**Exercise**
Every entry below should be printed exactly, without its images.

**Record list**
┄┄┄┄┄┄

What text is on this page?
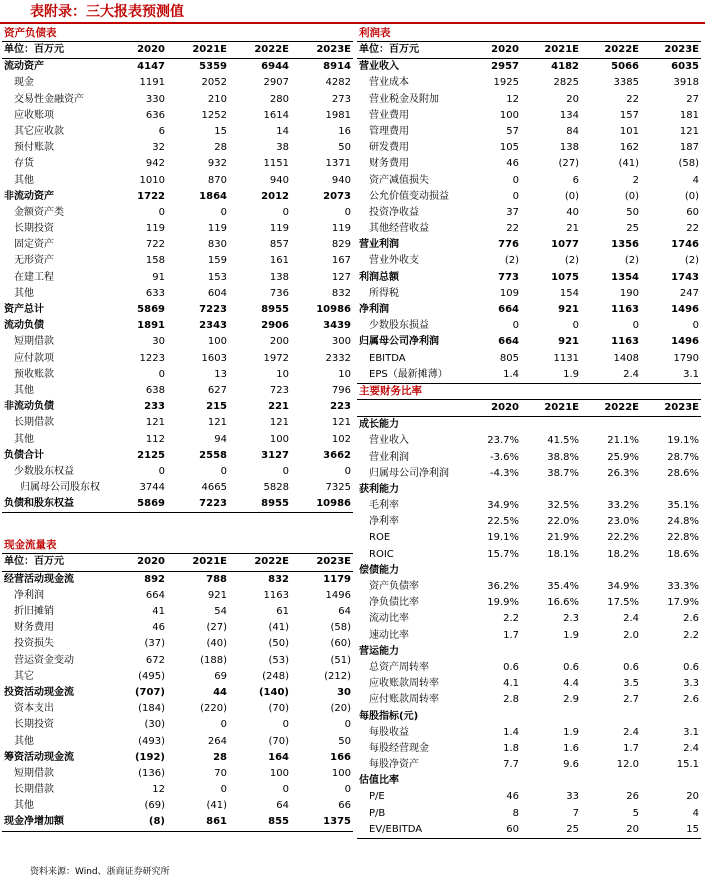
表附录：三大报表预测值
资产负债表
单位：百万元	2020	2021E	2022E	2023E
流动资产	4147	5359	6944	8914
现金	1191	2052	2907	4282
交易性金融资产	330	210	280	273
应收账项	636	1252	1614	1981
其它应收款	6	15	14	16
预付账款	32	28	38	50
存货	942	932	1151	1371
其他	1010	870	940	940
非流动资产	1722	1864	2012	2073
金额资产类	0	0	0	0
长期投资	119	119	119	119
固定资产	722	830	857	829
无形资产	158	159	161	167
在建工程	91	153	138	127
其他	633	604	736	832
资产总计	5869	7223	8955	10986
流动负债	1891	2343	2906	3439
短期借款	30	100	200	300
应付款项	1223	1603	1972	2332
预收账款	0	13	10	10
其他	638	627	723	796
非流动负债	233	215	221	223
长期借款	121	121	121	121
其他	112	94	100	102
负债合计	2125	2558	3127	3662
少数股东权益	0	0	0	0
归属母公司股东权	3744	4665	5828	7325
负债和股东权益	5869	7223	8955	10986
现金流量表
单位：百万元	2020	2021E	2022E	2023E
经营活动现金流	892	788	832	1179
净利润	664	921	1163	1496
折旧摊销	41	54	61	64
财务费用	46	(27)	(41)	(58)
投资损失	(37)	(40)	(50)	(60)
营运资金变动	672	(188)	(53)	(51)
其它	(495)	69	(248)	(212)
投资活动现金流	(707)	44	(140)	30
资本支出	(184)	(220)	(70)	(20)
长期投资	(30)	0	0	0
其他	(493)	264	(70)	50
筹资活动现金流	(192)	28	164	166
短期借款	(136)	70	100	100
长期借款	12	0	0	0
其他	(69)	(41)	64	66
现金净增加额	(8)	861	855	1375
利润表
单位：百万元	2020	2021E	2022E	2023E
营业收入	2957	4182	5066	6035
营业成本	1925	2825	3385	3918
营业税金及附加	12	20	22	27
营业费用	100	134	157	181
管理费用	57	84	101	121
研发费用	105	138	162	187
财务费用	46	(27)	(41)	(58)
资产减值损失	0	6	2	4
公允价值变动损益	0	(0)	(0)	(0)
投资净收益	37	40	50	60
其他经营收益	22	21	25	22
营业利润	776	1077	1356	1746
营业外收支	(2)	(2)	(2)	(2)
利润总额	773	1075	1354	1743
所得税	109	154	190	247
净利润	664	921	1163	1496
少数股东损益	0	0	0	0
归属母公司净利润	664	921	1163	1496
EBITDA	805	1131	1408	1790
EPS（最新摊薄）	1.4	1.9	2.4	3.1
主要财务比率
2020	2021E	2022E	2023E
成长能力
营业收入	23.7%	41.5%	21.1%	19.1%
营业利润	-3.6%	38.8%	25.9%	28.7%
归属母公司净利润	-4.3%	38.7%	26.3%	28.6%
获利能力
毛利率	34.9%	32.5%	33.2%	35.1%
净利率	22.5%	22.0%	23.0%	24.8%
ROE	19.1%	21.9%	22.2%	22.8%
ROIC	15.7%	18.1%	18.2%	18.6%
偿债能力
资产负债率	36.2%	35.4%	34.9%	33.3%
净负债比率	19.9%	16.6%	17.5%	17.9%
流动比率	2.2	2.3	2.4	2.6
速动比率	1.7	1.9	2.0	2.2
营运能力
总资产周转率	0.6	0.6	0.6	0.6
应收账款周转率	4.1	4.4	3.5	3.3
应付账款周转率	2.8	2.9	2.7	2.6
每股指标(元)
每股收益	1.4	1.9	2.4	3.1
每股经营现金	1.8	1.6	1.7	2.4
每股净资产	7.7	9.6	12.0	15.1
估值比率
P/E	46	33	26	20
P/B	8	7	5	4
EV/EBITDA	60	25	20	15
资料来源：Wind、浙商证券研究所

┄┄┄┄┄┄

**Task response**
What text is on this page?
表附录：三大报表预测值
资产负债表
单位：百万元	2020	2021E	2022E	2023E
流动资产	4147	5359	6944	8914
现金	1191	2052	2907	4282
交易性金融资产	330	210	280	273
应收账项	636	1252	1614	1981
其它应收款	6	15	14	16
预付账款	32	28	38	50
存货	942	932	1151	1371
其他	1010	870	940	940
非流动资产	1722	1864	2012	2073
金额资产类	0	0	0	0
长期投资	119	119	119	119
固定资产	722	830	857	829
无形资产	158	159	161	167
在建工程	91	153	138	127
其他	633	604	736	832
资产总计	5869	7223	8955	10986
流动负债	1891	2343	2906	3439
短期借款	30	100	200	300
应付款项	1223	1603	1972	2332
预收账款	0	13	10	10
其他	638	627	723	796
非流动负债	233	215	221	223
长期借款	121	121	121	121
其他	112	94	100	102
负债合计	2125	2558	3127	3662
少数股东权益	0	0	0	0
归属母公司股东权	3744	4665	5828	7325
负债和股东权益	5869	7223	8955	10986
现金流量表
单位：百万元	2020	2021E	2022E	2023E
经营活动现金流	892	788	832	1179
净利润	664	921	1163	1496
折旧摊销	41	54	61	64
财务费用	46	(27)	(41)	(58)
投资损失	(37)	(40)	(50)	(60)
营运资金变动	672	(188)	(53)	(51)
其它	(495)	69	(248)	(212)
投资活动现金流	(707)	44	(140)	30
资本支出	(184)	(220)	(70)	(20)
长期投资	(30)	0	0	0
其他	(493)	264	(70)	50
筹资活动现金流	(192)	28	164	166
短期借款	(136)	70	100	100
长期借款	12	0	0	0
其他	(69)	(41)	64	66
现金净增加额	(8)	861	855	1375
利润表
单位：百万元	2020	2021E	2022E	2023E
营业收入	2957	4182	5066	6035
营业成本	1925	2825	3385	3918
营业税金及附加	12	20	22	27
营业费用	100	134	157	181
管理费用	57	84	101	121
研发费用	105	138	162	187
财务费用	46	(27)	(41)	(58)
资产减值损失	0	6	2	4
公允价值变动损益	0	(0)	(0)	(0)
投资净收益	37	40	50	60
其他经营收益	22	21	25	22
营业利润	776	1077	1356	1746
营业外收支	(2)	(2)	(2)	(2)
利润总额	773	1075	1354	1743
所得税	109	154	190	247
净利润	664	921	1163	1496
少数股东损益	0	0	0	0
归属母公司净利润	664	921	1163	1496
EBITDA	805	1131	1408	1790
EPS（最新摊薄）	1.4	1.9	2.4	3.1
主要财务比率
2020	2021E	2022E	2023E
成长能力
营业收入	23.7%	41.5%	21.1%	19.1%
营业利润	-3.6%	38.8%	25.9%	28.7%
归属母公司净利润	-4.3%	38.7%	26.3%	28.6%
获利能力
毛利率	34.9%	32.5%	33.2%	35.1%
净利率	22.5%	22.0%	23.0%	24.8%
ROE	19.1%	21.9%	22.2%	22.8%
ROIC	15.7%	18.1%	18.2%	18.6%
偿债能力
资产负债率	36.2%	35.4%	34.9%	33.3%
净负债比率	19.9%	16.6%	17.5%	17.9%
流动比率	2.2	2.3	2.4	2.6
速动比率	1.7	1.9	2.0	2.2
营运能力
总资产周转率	0.6	0.6	0.6	0.6
应收账款周转率	4.1	4.4	3.5	3.3
应付账款周转率	2.8	2.9	2.7	2.6
每股指标(元)
每股收益	1.4	1.9	2.4	3.1
每股经营现金	1.8	1.6	1.7	2.4
每股净资产	7.7	9.6	12.0	15.1
估值比率
P/E	46	33	26	20
P/B	8	7	5	4
EV/EBITDA	60	25	20	15
资料来源：Wind、浙商证券研究所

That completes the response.